[Stored entries]
========================================================================

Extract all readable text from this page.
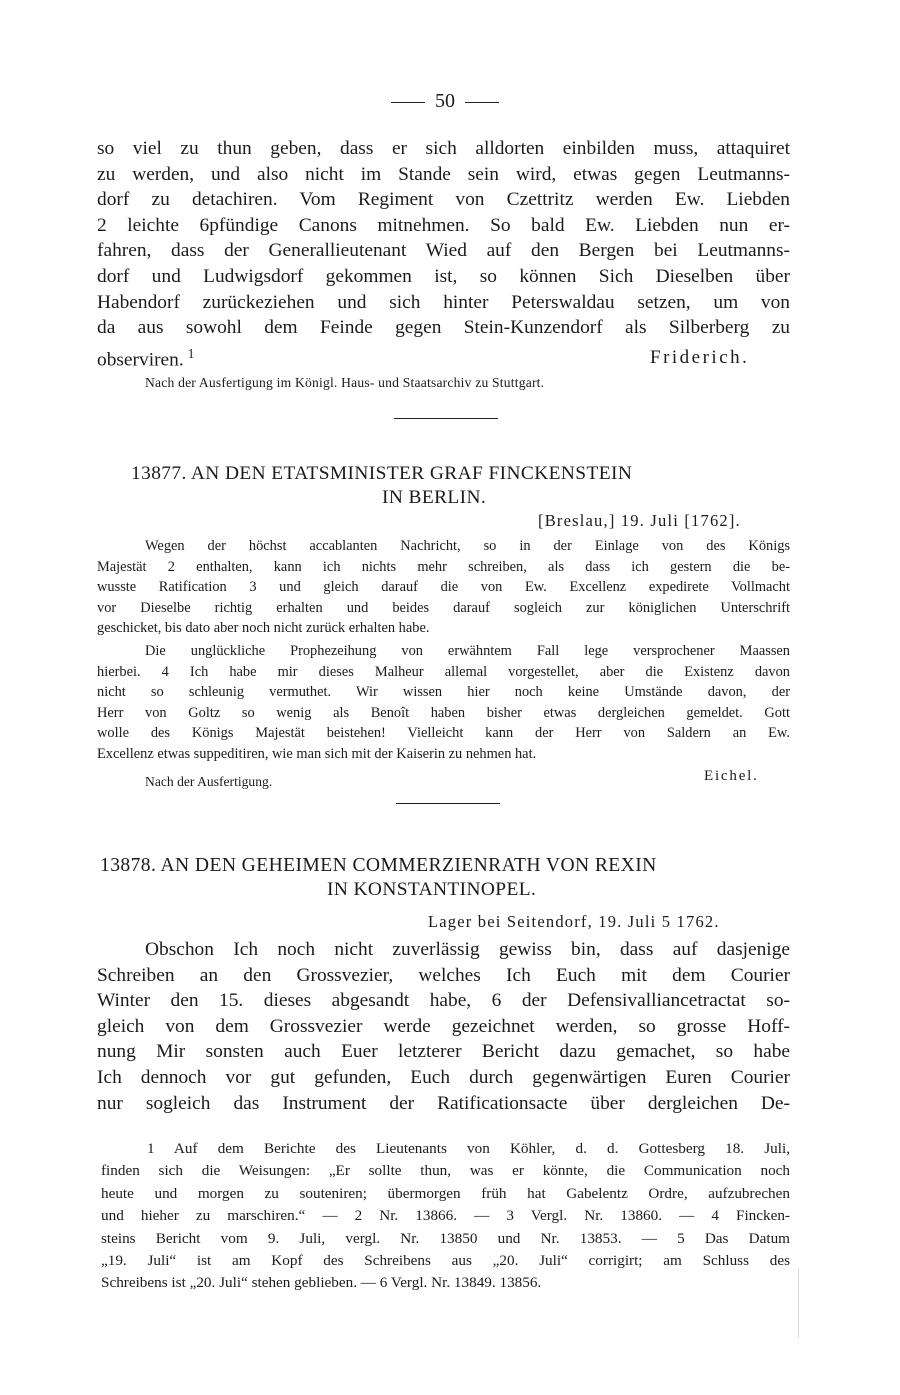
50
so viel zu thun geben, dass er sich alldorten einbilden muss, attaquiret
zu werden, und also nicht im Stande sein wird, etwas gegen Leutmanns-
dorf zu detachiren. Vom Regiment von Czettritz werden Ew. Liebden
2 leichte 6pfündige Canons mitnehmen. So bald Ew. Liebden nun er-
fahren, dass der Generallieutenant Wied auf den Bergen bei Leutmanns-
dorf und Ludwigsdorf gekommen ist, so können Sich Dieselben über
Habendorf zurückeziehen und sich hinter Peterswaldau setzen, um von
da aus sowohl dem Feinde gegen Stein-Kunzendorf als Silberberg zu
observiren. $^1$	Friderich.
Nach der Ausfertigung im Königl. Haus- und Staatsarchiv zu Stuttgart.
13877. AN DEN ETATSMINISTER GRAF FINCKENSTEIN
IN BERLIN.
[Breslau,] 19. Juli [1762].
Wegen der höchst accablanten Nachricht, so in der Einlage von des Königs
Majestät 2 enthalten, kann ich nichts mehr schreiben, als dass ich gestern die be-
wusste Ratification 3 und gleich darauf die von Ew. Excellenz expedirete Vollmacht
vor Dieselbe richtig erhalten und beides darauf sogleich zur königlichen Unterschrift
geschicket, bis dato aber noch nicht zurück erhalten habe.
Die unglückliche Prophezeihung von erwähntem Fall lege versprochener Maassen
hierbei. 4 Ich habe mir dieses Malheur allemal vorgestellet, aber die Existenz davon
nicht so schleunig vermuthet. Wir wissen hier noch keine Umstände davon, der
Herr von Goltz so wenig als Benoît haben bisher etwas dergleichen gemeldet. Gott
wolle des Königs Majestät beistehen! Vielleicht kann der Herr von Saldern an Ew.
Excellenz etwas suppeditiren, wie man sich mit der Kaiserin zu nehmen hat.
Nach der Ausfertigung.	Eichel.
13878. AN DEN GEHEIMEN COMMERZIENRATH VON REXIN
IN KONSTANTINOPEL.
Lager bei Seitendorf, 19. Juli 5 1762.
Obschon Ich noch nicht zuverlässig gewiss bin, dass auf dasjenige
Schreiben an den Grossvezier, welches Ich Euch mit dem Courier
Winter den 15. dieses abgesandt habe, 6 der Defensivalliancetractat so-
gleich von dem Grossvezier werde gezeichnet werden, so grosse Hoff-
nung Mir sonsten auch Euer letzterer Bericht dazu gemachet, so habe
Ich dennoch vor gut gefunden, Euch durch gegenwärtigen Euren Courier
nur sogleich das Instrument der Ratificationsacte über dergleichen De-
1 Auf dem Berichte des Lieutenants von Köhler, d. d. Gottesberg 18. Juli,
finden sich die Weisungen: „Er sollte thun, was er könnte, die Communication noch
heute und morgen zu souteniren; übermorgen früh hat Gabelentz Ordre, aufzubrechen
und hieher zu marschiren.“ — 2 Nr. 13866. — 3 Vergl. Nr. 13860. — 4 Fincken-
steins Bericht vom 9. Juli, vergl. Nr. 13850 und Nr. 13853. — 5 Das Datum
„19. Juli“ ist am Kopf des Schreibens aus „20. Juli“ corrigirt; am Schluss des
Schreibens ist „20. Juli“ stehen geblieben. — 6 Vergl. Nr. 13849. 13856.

========================================================================

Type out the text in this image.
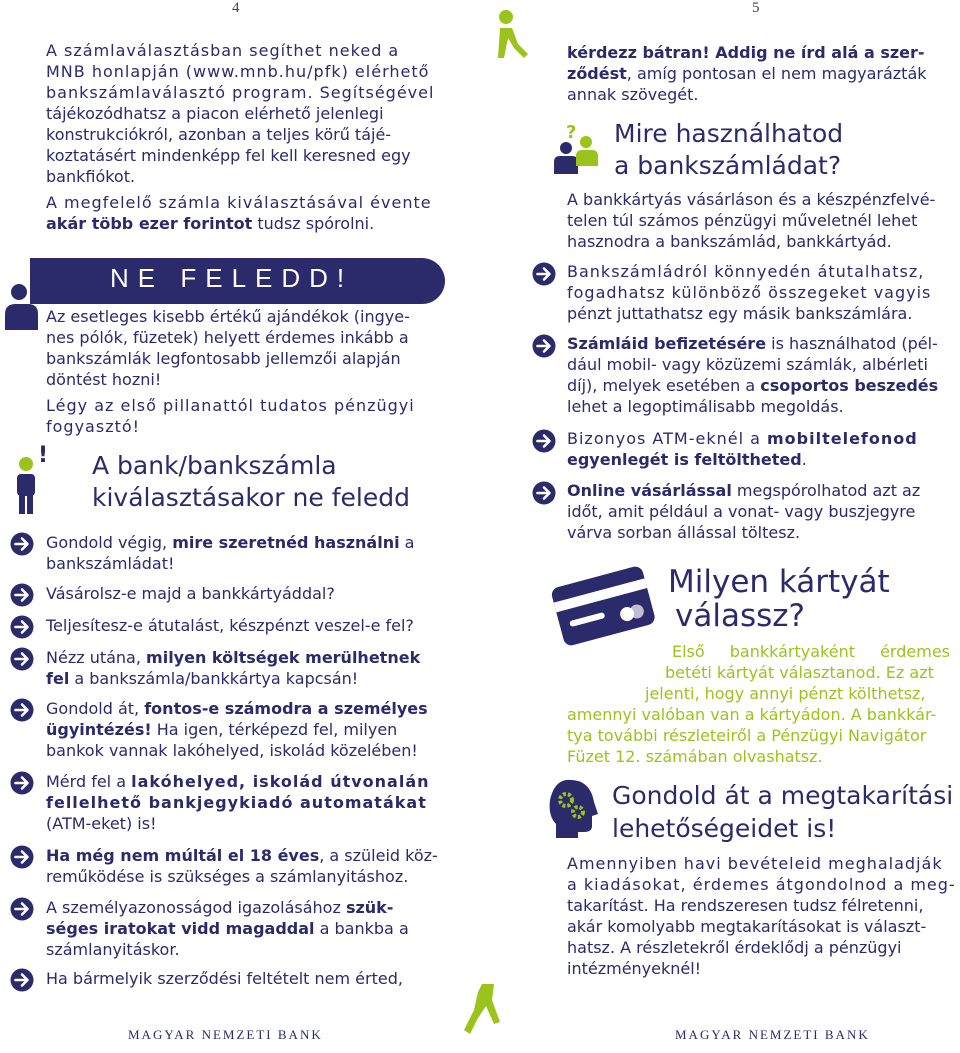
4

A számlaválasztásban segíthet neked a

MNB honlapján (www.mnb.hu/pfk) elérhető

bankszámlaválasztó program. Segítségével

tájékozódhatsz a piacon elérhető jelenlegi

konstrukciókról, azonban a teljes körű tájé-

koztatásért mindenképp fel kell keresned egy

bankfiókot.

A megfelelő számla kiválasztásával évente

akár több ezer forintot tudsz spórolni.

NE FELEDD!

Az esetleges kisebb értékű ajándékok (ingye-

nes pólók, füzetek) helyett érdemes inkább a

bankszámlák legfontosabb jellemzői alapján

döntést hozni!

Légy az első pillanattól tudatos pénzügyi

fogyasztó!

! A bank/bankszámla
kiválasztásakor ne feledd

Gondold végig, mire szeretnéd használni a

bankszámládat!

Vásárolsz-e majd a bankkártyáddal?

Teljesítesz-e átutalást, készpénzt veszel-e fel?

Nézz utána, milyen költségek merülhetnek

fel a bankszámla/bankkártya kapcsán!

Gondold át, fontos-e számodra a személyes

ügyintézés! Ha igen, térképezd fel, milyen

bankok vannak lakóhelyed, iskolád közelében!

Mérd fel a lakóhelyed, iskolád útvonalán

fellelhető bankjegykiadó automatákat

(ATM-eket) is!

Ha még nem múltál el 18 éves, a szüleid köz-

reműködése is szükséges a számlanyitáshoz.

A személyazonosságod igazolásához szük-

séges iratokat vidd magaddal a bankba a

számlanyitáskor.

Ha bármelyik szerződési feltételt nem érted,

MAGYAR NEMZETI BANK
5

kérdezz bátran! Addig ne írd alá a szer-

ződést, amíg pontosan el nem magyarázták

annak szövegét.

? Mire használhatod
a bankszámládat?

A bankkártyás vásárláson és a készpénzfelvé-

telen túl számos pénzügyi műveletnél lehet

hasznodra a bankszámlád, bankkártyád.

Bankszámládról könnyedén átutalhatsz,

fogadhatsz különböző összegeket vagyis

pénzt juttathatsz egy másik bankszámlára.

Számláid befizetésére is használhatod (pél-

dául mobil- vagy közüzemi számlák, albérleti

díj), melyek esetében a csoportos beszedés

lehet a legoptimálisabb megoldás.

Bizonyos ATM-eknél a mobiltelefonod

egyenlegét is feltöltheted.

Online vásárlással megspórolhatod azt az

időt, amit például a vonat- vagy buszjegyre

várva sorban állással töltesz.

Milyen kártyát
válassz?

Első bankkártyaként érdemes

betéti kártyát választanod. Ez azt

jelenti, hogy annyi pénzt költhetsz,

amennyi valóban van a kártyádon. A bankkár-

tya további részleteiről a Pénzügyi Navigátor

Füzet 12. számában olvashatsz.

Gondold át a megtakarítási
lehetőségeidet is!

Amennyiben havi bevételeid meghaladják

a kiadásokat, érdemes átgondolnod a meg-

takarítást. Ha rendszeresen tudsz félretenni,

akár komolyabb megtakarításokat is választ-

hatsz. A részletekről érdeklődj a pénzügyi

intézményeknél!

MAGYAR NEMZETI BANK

========================================================================

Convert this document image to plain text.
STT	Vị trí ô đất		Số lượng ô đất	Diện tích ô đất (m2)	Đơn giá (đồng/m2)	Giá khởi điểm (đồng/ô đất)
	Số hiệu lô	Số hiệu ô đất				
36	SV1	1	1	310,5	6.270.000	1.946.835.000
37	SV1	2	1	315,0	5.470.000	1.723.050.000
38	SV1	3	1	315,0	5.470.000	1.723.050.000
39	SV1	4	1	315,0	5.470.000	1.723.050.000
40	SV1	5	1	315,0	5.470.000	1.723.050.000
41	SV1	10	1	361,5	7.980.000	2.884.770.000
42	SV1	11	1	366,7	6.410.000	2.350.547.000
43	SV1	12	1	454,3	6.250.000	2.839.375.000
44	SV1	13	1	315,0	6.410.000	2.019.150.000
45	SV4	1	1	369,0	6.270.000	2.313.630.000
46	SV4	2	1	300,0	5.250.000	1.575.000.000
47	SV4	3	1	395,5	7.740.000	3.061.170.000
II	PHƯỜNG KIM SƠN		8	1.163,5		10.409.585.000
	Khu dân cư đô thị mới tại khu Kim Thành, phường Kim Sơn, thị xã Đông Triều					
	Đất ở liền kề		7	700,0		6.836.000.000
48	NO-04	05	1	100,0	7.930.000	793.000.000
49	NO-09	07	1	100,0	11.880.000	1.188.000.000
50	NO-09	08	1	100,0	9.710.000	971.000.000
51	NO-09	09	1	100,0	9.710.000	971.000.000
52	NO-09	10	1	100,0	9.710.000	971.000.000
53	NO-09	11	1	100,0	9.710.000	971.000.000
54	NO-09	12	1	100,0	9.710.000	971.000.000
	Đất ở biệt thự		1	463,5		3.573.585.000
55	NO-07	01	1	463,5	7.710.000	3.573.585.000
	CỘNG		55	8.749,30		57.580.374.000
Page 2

========================================================================

[Exercise directions] Extract all lines that hold the word "image".

[Task answer]
Type out the text in this image.
Convert this document image to plain text.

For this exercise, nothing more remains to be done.